## What is expected
All of the data below must be repeated exactly.

## Data
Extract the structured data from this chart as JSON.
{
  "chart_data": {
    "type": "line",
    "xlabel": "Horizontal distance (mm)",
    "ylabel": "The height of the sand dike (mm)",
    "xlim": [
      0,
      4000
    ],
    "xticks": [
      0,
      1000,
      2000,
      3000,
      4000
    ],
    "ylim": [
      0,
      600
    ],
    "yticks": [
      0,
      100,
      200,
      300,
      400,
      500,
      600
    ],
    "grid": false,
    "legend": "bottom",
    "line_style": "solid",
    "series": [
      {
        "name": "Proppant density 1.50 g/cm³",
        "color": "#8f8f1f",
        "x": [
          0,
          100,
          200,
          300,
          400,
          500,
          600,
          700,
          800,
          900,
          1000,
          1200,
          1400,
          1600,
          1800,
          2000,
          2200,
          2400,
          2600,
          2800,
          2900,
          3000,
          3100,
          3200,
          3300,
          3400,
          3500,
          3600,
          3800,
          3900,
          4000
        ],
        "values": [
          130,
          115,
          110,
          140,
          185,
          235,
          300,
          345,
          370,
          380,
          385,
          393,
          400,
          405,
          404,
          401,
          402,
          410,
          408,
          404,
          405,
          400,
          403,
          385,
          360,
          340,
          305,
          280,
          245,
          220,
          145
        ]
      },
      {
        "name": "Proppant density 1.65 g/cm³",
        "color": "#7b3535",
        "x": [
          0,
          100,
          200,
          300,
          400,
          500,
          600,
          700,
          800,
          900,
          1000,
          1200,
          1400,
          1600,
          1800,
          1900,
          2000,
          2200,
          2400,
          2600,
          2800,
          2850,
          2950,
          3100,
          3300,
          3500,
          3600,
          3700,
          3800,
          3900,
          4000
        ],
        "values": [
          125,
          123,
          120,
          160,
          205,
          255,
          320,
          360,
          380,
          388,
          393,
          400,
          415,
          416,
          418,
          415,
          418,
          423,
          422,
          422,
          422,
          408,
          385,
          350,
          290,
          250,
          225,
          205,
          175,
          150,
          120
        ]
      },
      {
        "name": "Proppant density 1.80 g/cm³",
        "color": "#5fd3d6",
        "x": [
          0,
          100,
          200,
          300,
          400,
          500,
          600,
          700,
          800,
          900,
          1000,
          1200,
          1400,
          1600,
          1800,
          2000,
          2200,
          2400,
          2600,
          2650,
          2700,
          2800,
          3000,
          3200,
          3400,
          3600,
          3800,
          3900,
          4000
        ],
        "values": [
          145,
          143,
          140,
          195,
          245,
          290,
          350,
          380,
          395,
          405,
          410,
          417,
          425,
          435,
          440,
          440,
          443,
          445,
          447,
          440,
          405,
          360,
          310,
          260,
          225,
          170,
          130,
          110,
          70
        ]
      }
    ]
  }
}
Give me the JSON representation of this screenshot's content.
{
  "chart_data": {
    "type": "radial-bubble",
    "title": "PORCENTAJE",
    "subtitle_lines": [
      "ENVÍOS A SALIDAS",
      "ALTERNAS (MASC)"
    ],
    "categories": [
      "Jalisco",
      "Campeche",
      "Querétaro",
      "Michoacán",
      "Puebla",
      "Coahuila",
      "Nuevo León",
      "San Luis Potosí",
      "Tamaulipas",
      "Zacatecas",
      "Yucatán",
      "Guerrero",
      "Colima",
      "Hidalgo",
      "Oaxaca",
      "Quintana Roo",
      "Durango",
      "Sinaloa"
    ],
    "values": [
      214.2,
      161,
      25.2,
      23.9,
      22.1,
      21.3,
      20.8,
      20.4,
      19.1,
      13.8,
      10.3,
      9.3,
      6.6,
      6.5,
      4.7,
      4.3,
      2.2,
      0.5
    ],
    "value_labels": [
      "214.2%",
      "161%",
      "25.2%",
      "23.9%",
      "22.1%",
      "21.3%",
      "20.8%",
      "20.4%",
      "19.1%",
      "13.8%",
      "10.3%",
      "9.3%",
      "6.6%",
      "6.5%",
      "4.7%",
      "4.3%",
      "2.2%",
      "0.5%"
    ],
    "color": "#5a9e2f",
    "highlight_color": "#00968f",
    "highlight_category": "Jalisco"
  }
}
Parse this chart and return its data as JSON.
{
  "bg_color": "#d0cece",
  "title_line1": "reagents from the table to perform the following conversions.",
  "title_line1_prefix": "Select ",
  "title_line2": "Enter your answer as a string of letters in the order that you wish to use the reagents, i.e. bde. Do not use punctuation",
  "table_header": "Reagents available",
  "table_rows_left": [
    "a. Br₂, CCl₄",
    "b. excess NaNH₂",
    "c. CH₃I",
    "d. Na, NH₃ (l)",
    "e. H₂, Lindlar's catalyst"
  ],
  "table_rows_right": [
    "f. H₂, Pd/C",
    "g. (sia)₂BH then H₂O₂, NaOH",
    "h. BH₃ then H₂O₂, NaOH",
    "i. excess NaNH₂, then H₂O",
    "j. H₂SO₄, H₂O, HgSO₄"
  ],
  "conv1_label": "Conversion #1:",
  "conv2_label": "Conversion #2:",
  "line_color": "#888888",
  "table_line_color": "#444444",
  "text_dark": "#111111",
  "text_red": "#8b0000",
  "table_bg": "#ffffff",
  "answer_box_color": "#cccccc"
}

## Right answer
Extract the structured data from this chart as JSON.
{
  "chart_data": {
    "type": "line",
    "xlabel": "Horizontal distance (mm)",
    "ylabel": "The height of the sand dike (mm)",
    "xlim": [
      0,
      4000
    ],
    "xticks": [
      0,
      1000,
      2000,
      3000,
      4000
    ],
    "ylim": [
      0,
      600
    ],
    "yticks": [
      0,
      100,
      200,
      300,
      400,
      500,
      600
    ],
    "grid": false,
    "legend": "bottom",
    "line_style": "solid",
    "series": [
      {
        "name": "Proppant density 1.50 g/cm³",
        "color": "#8f8f1f",
        "x": [
          0,
          100,
          200,
          300,
          400,
          500,
          600,
          700,
          800,
          900,
          1000,
          1200,
          1400,
          1600,
          1800,
          2000,
          2200,
          2400,
          2600,
          2800,
          2900,
          3000,
          3100,
          3200,
          3300,
          3400,
          3500,
          3600,
          3800,
          3900,
          4000
        ],
        "values": [
          130,
          115,
          110,
          140,
          185,
          235,
          300,
          345,
          370,
          380,
          385,
          393,
          400,
          405,
          404,
          401,
          402,
          410,
          408,
          404,
          405,
          400,
          403,
          385,
          360,
          340,
          305,
          280,
          245,
          220,
          145
        ]
      },
      {
        "name": "Proppant density 1.65 g/cm³",
        "color": "#7b3535",
        "x": [
          0,
          100,
          200,
          300,
          400,
          500,
          600,
          700,
          800,
          900,
          1000,
          1200,
          1400,
          1600,
          1800,
          1900,
          2000,
          2200,
          2400,
          2600,
          2800,
          2850,
          2950,
          3100,
          3300,
          3500,
          3600,
          3700,
          3800,
          3900,
          4000
        ],
        "values": [
          125,
          123,
          120,
          160,
          205,
          255,
          320,
          360,
          380,
          388,
          393,
          400,
          415,
          416,
          418,
          415,
          418,
          423,
          422,
          422,
          422,
          408,
          385,
          350,
          290,
          250,
          225,
          205,
          175,
          150,
          120
        ]
      },
      {
        "name": "Proppant density 1.80 g/cm³",
        "color": "#5fd3d6",
        "x": [
          0,
          100,
          200,
          300,
          400,
          500,
          600,
          700,
          800,
          900,
          1000,
          1200,
          1400,
          1600,
          1800,
          2000,
          2200,
          2400,
          2600,
          2650,
          2700,
          2800,
          3000,
          3200,
          3400,
          3600,
          3800,
          3900,
          4000
        ],
        "values": [
          145,
          143,
          140,
          195,
          245,
          290,
          350,
          380,
          395,
          405,
          410,
          417,
          425,
          435,
          440,
          440,
          443,
          445,
          447,
          440,
          405,
          360,
          310,
          260,
          225,
          170,
          130,
          110,
          70
        ]
      }
    ]
  }
}
Give me the JSON representation of this screenshot's content.
{
  "chart_data": {
    "type": "radial-bubble",
    "title": "PORCENTAJE",
    "subtitle_lines": [
      "ENVÍOS A SALIDAS",
      "ALTERNAS (MASC)"
    ],
    "categories": [
      "Jalisco",
      "Campeche",
      "Querétaro",
      "Michoacán",
      "Puebla",
      "Coahuila",
      "Nuevo León",
      "San Luis Potosí",
      "Tamaulipas",
      "Zacatecas",
      "Yucatán",
      "Guerrero",
      "Colima",
      "Hidalgo",
      "Oaxaca",
      "Quintana Roo",
      "Durango",
      "Sinaloa"
    ],
    "values": [
      214.2,
      161,
      25.2,
      23.9,
      22.1,
      21.3,
      20.8,
      20.4,
      19.1,
      13.8,
      10.3,
      9.3,
      6.6,
      6.5,
      4.7,
      4.3,
      2.2,
      0.5
    ],
    "value_labels": [
      "214.2%",
      "161%",
      "25.2%",
      "23.9%",
      "22.1%",
      "21.3%",
      "20.8%",
      "20.4%",
      "19.1%",
      "13.8%",
      "10.3%",
      "9.3%",
      "6.6%",
      "6.5%",
      "4.7%",
      "4.3%",
      "2.2%",
      "0.5%"
    ],
    "color": "#5a9e2f",
    "highlight_color": "#00968f",
    "highlight_category": "Jalisco"
  }
}
Parse this chart and return its data as JSON.
{
  "bg_color": "#d0cece",
  "title_line1": "reagents from the table to perform the following conversions.",
  "title_line1_prefix": "Select ",
  "title_line2": "Enter your answer as a string of letters in the order that you wish to use the reagents, i.e. bde. Do not use punctuation",
  "table_header": "Reagents available",
  "table_rows_left": [
    "a. Br₂, CCl₄",
    "b. excess NaNH₂",
    "c. CH₃I",
    "d. Na, NH₃ (l)",
    "e. H₂, Lindlar's catalyst"
  ],
  "table_rows_right": [
    "f. H₂, Pd/C",
    "g. (sia)₂BH then H₂O₂, NaOH",
    "h. BH₃ then H₂O₂, NaOH",
    "i. excess NaNH₂, then H₂O",
    "j. H₂SO₄, H₂O, HgSO₄"
  ],
  "conv1_label": "Conversion #1:",
  "conv2_label": "Conversion #2:",
  "line_color": "#888888",
  "table_line_color": "#444444",
  "text_dark": "#111111",
  "text_red": "#8b0000",
  "table_bg": "#ffffff",
  "answer_box_color": "#cccccc"
}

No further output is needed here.